[Recorded data]
════════

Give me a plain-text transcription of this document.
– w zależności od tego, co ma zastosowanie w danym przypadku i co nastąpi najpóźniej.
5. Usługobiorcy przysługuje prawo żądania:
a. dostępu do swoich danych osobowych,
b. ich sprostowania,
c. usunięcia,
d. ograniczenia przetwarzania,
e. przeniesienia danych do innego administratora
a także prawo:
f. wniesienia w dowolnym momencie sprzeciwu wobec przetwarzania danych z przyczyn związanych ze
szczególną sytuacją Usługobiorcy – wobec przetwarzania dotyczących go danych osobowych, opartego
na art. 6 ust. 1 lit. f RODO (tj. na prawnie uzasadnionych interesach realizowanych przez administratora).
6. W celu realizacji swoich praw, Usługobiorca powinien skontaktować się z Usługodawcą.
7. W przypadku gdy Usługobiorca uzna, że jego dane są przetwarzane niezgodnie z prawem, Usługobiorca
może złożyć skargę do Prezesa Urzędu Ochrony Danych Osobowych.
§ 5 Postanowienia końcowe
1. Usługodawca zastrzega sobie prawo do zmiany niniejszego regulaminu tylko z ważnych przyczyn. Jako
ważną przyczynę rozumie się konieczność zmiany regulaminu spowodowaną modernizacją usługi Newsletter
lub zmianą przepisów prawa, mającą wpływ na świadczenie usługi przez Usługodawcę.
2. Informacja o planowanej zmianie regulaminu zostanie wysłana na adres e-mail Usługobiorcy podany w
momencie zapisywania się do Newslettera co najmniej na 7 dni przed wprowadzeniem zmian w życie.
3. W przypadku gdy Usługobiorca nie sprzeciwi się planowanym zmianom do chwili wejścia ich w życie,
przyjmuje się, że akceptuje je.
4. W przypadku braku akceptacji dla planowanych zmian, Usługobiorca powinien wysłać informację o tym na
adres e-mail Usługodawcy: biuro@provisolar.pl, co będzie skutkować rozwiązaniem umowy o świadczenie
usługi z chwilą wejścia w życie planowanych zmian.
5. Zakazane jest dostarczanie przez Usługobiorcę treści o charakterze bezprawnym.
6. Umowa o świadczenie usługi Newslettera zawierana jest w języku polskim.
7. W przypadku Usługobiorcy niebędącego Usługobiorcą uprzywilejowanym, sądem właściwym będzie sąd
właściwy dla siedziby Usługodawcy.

════════

• Your instructions
Emit the records above again, exactly, with no line skipped.

• Solution
Give me a plain-text transcription of this document.
– w zależności od tego, co ma zastosowanie w danym przypadku i co nastąpi najpóźniej.
5. Usługobiorcy przysługuje prawo żądania:
a. dostępu do swoich danych osobowych,
b. ich sprostowania,
c. usunięcia,
d. ograniczenia przetwarzania,
e. przeniesienia danych do innego administratora
a także prawo:
f. wniesienia w dowolnym momencie sprzeciwu wobec przetwarzania danych z przyczyn związanych ze
szczególną sytuacją Usługobiorcy – wobec przetwarzania dotyczących go danych osobowych, opartego
na art. 6 ust. 1 lit. f RODO (tj. na prawnie uzasadnionych interesach realizowanych przez administratora).
6. W celu realizacji swoich praw, Usługobiorca powinien skontaktować się z Usługodawcą.
7. W przypadku gdy Usługobiorca uzna, że jego dane są przetwarzane niezgodnie z prawem, Usługobiorca
może złożyć skargę do Prezesa Urzędu Ochrony Danych Osobowych.
§ 5 Postanowienia końcowe
1. Usługodawca zastrzega sobie prawo do zmiany niniejszego regulaminu tylko z ważnych przyczyn. Jako
ważną przyczynę rozumie się konieczność zmiany regulaminu spowodowaną modernizacją usługi Newsletter
lub zmianą przepisów prawa, mającą wpływ na świadczenie usługi przez Usługodawcę.
2. Informacja o planowanej zmianie regulaminu zostanie wysłana na adres e-mail Usługobiorcy podany w
momencie zapisywania się do Newslettera co najmniej na 7 dni przed wprowadzeniem zmian w życie.
3. W przypadku gdy Usługobiorca nie sprzeciwi się planowanym zmianom do chwili wejścia ich w życie,
przyjmuje się, że akceptuje je.
4. W przypadku braku akceptacji dla planowanych zmian, Usługobiorca powinien wysłać informację o tym na
adres e-mail Usługodawcy: biuro@provisolar.pl, co będzie skutkować rozwiązaniem umowy o świadczenie
usługi z chwilą wejścia w życie planowanych zmian.
5. Zakazane jest dostarczanie przez Usługobiorcę treści o charakterze bezprawnym.
6. Umowa o świadczenie usługi Newslettera zawierana jest w języku polskim.
7. W przypadku Usługobiorcy niebędącego Usługobiorcą uprzywilejowanym, sądem właściwym będzie sąd
właściwy dla siedziby Usługodawcy.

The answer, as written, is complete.